• _EXTRACTED ENTRIES_:

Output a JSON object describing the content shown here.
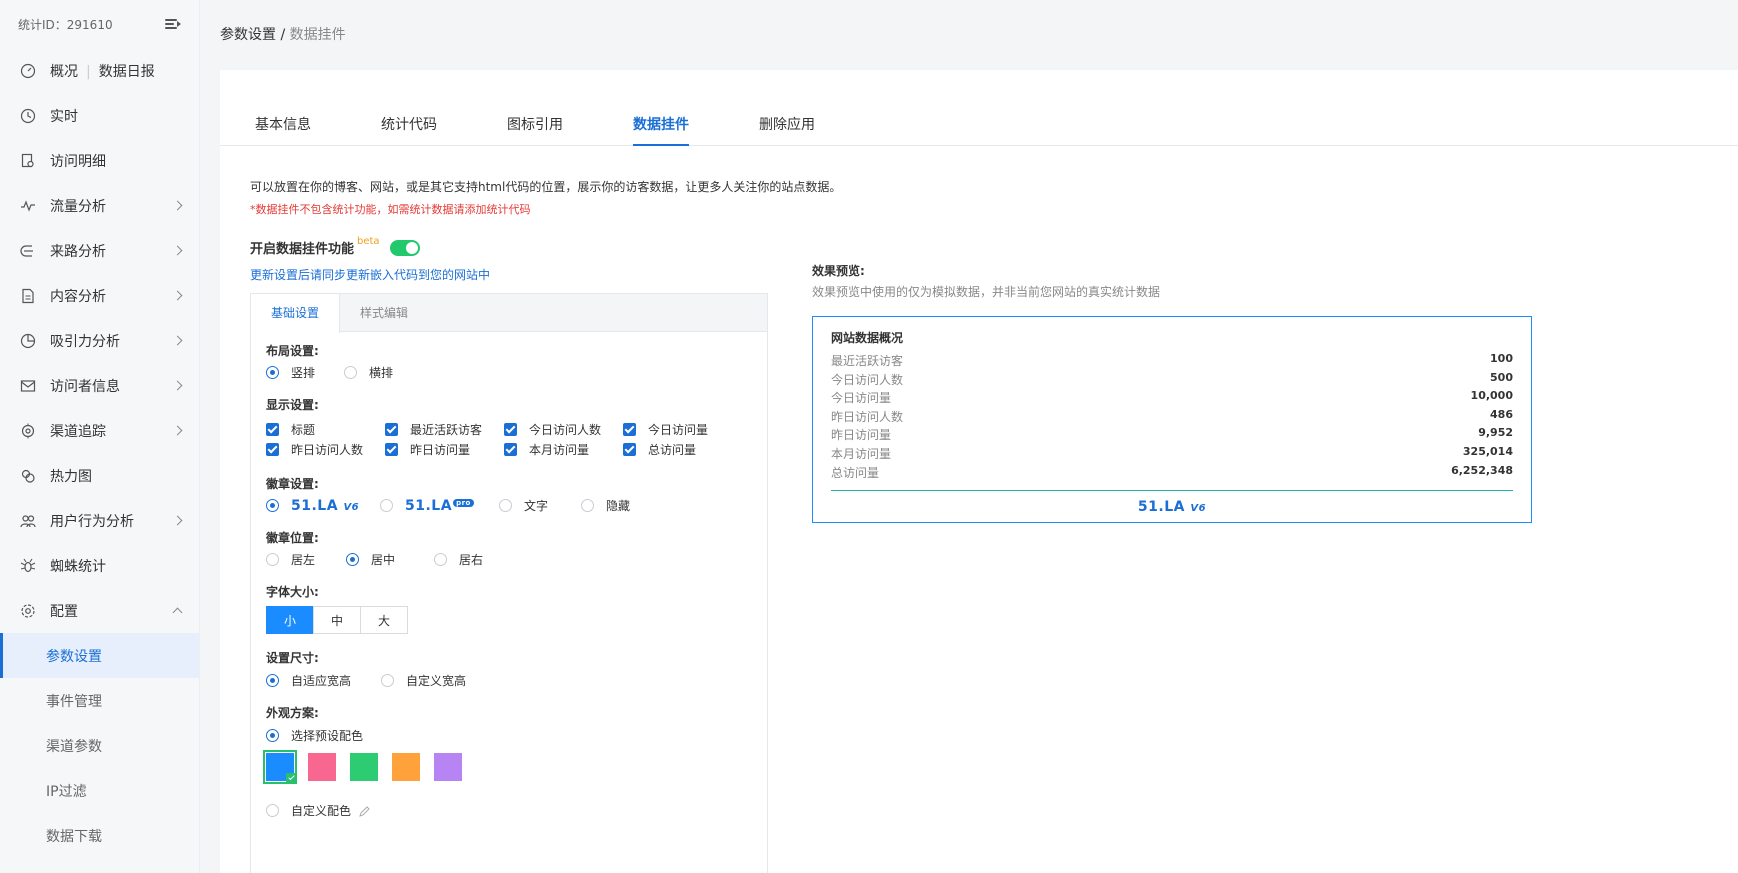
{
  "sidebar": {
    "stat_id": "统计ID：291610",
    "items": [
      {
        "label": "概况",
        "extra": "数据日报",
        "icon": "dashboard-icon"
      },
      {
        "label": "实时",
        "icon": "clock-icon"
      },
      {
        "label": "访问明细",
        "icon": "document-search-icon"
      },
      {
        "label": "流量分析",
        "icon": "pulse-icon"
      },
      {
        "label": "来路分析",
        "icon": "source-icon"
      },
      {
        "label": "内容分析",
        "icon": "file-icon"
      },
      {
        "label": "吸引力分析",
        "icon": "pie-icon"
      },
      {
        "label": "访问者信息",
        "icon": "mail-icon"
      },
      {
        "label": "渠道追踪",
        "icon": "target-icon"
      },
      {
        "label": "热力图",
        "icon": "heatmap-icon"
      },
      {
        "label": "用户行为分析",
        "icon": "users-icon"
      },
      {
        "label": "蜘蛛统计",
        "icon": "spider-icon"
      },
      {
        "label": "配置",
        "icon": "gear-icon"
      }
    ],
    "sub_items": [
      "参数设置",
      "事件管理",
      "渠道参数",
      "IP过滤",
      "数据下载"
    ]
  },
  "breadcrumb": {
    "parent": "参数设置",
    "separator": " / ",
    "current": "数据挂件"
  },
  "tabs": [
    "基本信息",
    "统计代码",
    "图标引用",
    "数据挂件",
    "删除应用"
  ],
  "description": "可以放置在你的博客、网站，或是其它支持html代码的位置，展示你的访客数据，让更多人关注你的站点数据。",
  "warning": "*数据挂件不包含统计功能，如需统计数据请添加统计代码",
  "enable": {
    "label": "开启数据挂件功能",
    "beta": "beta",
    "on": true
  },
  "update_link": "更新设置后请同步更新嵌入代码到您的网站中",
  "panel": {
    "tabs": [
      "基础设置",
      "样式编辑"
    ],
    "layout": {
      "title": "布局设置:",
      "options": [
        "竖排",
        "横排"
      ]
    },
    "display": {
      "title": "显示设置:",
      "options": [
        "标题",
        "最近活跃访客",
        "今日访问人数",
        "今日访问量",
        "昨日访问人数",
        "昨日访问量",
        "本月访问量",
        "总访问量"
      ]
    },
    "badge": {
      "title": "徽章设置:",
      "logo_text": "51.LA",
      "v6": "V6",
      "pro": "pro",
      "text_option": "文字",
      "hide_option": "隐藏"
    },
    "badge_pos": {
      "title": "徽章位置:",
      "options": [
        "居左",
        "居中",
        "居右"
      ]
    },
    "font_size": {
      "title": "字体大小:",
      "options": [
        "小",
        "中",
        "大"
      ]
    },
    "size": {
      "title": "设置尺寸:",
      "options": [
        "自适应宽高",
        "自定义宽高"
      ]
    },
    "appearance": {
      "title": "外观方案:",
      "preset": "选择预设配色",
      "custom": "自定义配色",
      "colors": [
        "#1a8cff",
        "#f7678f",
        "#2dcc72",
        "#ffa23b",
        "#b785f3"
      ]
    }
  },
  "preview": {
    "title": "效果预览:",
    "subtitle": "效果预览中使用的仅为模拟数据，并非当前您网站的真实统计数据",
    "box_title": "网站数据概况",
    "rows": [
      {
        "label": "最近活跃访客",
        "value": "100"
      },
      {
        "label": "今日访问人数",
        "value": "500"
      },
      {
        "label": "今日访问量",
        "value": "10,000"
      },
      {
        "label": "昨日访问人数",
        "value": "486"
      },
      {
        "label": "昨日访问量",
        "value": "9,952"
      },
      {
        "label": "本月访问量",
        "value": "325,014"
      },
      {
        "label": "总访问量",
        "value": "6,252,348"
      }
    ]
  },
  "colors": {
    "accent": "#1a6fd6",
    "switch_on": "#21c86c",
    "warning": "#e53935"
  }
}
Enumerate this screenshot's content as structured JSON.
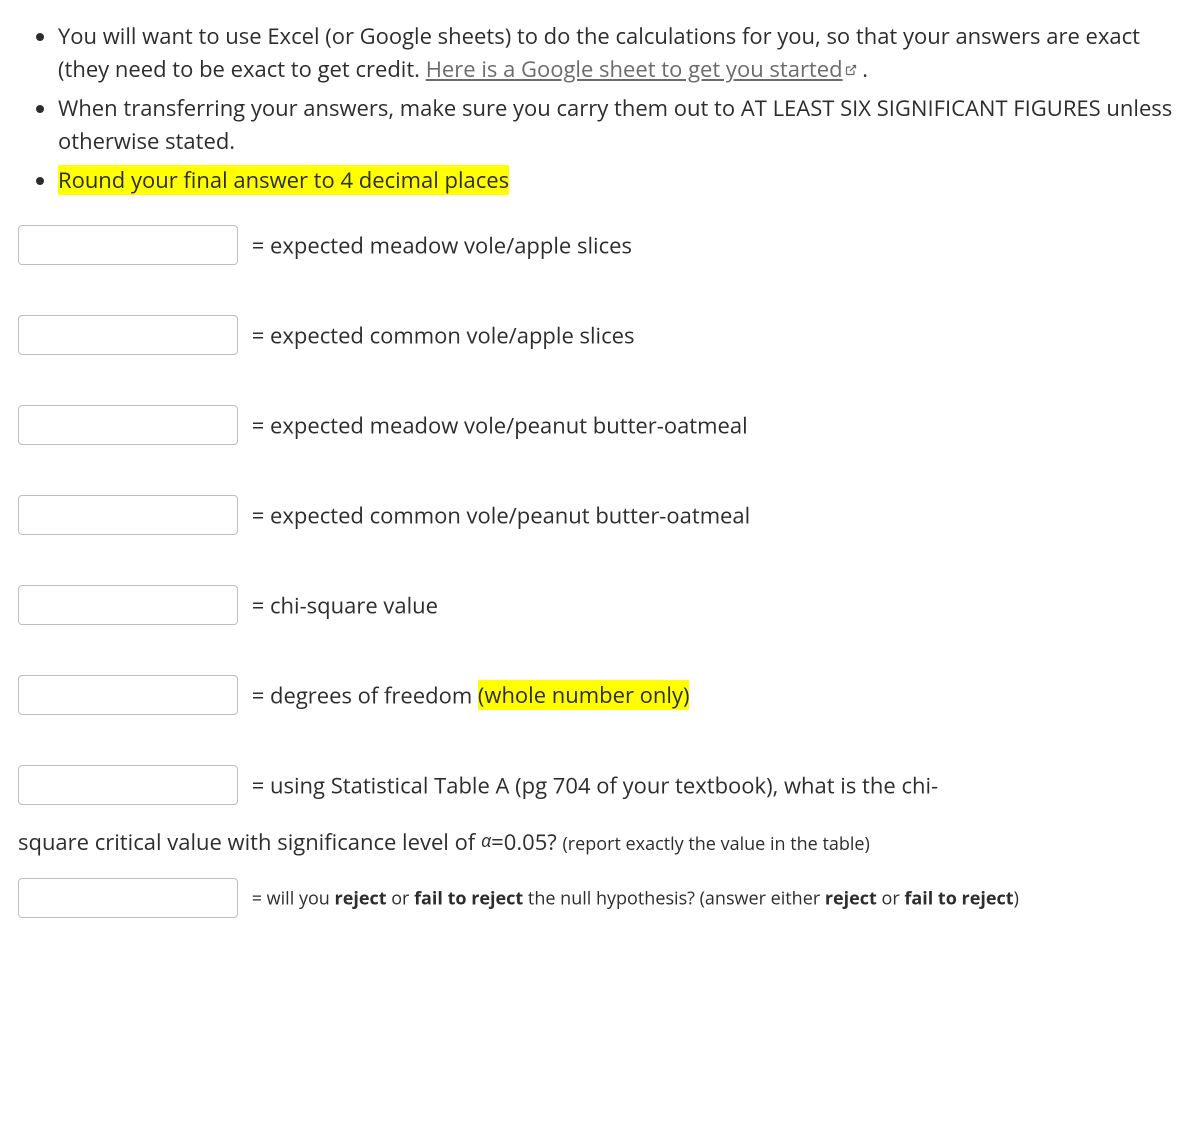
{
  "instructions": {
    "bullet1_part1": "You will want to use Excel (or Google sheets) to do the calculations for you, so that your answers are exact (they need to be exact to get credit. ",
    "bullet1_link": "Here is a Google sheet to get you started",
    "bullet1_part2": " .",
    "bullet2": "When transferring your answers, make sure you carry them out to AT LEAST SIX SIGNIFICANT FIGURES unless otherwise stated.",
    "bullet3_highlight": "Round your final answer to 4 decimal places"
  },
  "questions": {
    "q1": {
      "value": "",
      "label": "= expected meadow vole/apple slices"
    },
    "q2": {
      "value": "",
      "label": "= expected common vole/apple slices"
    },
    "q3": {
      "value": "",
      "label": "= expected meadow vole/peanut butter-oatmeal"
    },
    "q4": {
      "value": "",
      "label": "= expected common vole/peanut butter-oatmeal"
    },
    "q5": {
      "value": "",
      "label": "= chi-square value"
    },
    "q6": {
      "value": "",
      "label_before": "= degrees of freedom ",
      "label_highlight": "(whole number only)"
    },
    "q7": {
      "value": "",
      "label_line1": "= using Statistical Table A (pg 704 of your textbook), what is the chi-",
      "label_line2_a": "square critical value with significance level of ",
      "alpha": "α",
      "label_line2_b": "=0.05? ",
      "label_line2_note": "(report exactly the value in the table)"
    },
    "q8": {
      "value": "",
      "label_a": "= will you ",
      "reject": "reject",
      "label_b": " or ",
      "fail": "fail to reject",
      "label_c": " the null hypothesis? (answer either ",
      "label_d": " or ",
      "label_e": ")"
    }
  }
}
...
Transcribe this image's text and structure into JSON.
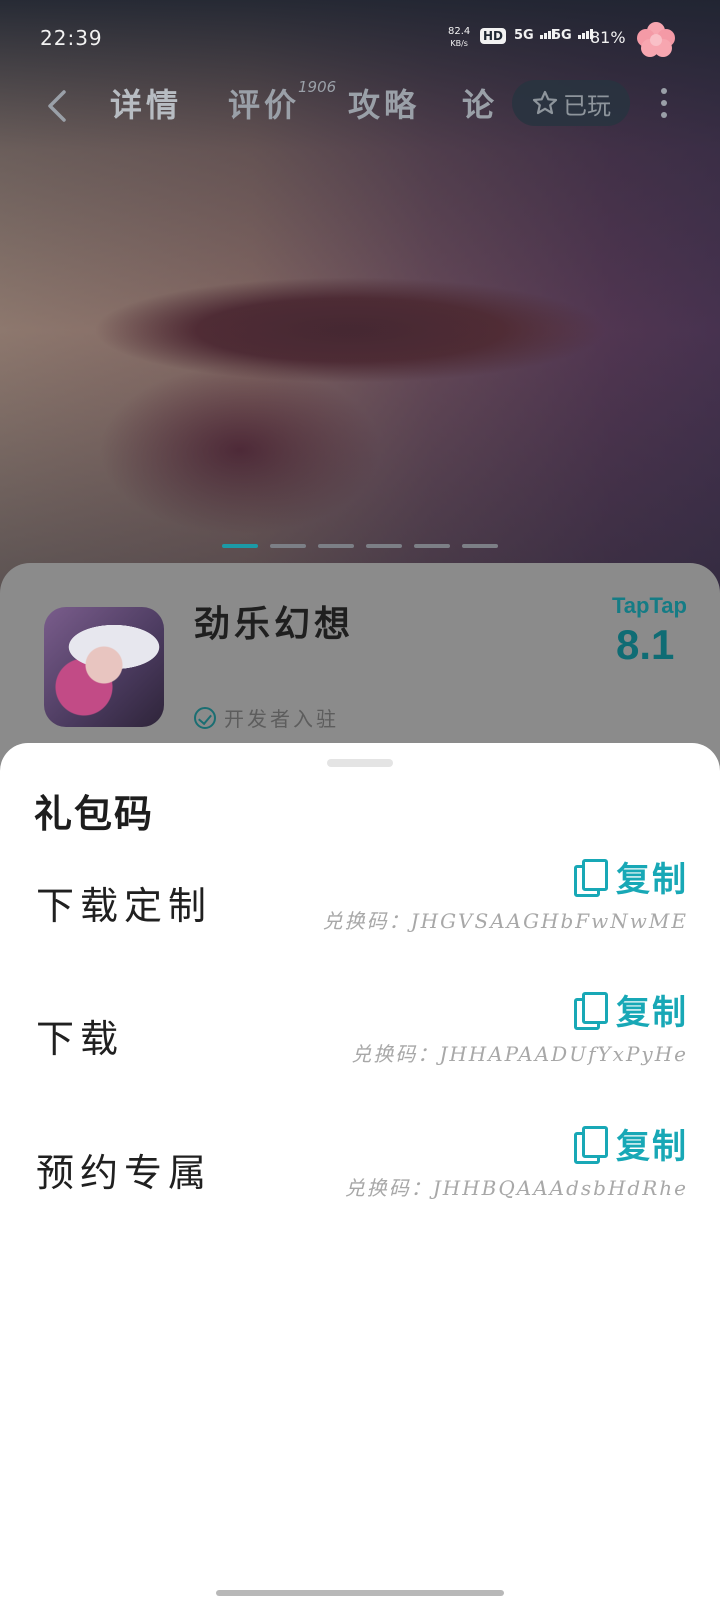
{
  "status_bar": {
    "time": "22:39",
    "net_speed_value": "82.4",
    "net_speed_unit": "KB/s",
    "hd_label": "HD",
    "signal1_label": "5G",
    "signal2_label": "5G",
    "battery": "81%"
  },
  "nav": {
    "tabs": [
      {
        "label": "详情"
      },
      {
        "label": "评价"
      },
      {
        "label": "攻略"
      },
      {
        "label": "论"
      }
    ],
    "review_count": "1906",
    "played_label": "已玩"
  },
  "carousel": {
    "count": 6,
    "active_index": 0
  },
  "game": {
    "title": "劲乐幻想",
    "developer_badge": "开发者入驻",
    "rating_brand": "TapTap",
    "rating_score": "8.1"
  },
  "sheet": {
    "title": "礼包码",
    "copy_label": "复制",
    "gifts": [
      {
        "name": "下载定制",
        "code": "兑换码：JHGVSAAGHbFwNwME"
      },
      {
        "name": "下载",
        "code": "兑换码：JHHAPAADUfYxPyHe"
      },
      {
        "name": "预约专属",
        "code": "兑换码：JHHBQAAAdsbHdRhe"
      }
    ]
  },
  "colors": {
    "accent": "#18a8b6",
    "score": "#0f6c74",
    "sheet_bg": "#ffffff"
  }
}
* * *
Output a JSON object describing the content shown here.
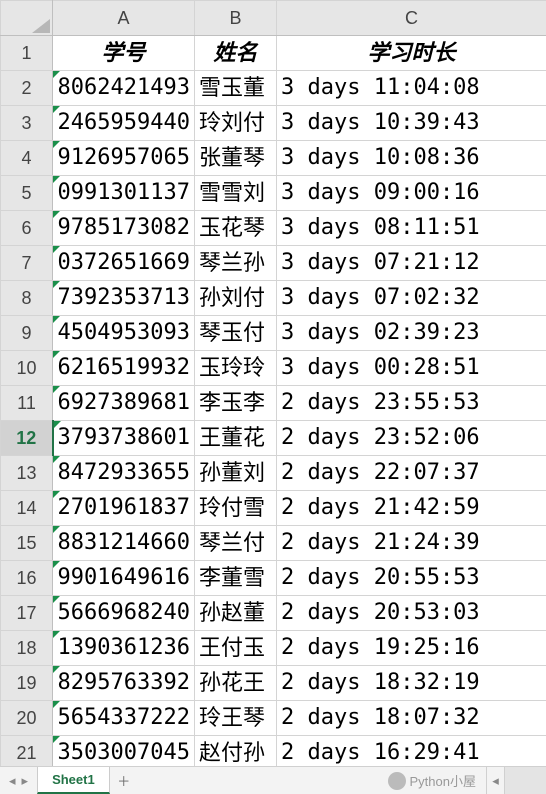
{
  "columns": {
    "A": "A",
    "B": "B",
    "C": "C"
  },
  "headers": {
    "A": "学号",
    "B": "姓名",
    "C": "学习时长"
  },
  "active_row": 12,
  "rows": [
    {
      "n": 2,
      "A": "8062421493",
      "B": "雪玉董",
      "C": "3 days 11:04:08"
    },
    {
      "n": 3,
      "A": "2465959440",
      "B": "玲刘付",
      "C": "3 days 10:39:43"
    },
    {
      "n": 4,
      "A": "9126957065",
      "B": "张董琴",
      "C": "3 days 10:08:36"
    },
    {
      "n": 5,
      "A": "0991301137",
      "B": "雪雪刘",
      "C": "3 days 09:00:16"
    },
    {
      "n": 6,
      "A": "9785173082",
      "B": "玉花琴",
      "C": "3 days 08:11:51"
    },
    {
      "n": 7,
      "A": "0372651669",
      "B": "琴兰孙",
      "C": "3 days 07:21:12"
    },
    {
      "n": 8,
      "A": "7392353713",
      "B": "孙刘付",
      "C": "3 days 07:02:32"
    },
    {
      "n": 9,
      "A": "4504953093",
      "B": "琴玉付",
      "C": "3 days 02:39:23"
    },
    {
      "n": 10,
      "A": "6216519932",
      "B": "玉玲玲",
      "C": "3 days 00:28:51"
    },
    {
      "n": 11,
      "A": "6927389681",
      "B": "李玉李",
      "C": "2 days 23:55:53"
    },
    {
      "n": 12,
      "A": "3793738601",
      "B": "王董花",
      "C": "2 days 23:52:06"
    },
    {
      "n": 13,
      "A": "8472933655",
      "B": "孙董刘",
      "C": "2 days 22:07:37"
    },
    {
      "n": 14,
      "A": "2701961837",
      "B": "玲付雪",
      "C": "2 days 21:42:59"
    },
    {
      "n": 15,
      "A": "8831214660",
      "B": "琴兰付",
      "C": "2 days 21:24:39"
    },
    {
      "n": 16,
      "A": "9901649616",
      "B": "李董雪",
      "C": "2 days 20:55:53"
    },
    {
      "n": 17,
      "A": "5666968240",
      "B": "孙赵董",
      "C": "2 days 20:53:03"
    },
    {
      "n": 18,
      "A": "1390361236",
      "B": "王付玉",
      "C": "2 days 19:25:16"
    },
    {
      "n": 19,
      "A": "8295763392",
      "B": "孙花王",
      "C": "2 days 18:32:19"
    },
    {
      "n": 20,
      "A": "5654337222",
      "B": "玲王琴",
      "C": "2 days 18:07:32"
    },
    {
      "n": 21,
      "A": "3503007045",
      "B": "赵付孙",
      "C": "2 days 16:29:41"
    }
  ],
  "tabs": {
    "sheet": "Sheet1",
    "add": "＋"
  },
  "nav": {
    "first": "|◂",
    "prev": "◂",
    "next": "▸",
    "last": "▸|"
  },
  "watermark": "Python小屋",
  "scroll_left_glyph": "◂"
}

• _EXERCISE DIRECTIONS_:
Using the listing, copy every line where the word "peanut" shows up.

• _SOLUTION TO THE PROBLEM_:
      "label": "= expected meadow vole/peanut butter-oatmeal"
      "label": "= expected common vole/peanut butter-oatmeal"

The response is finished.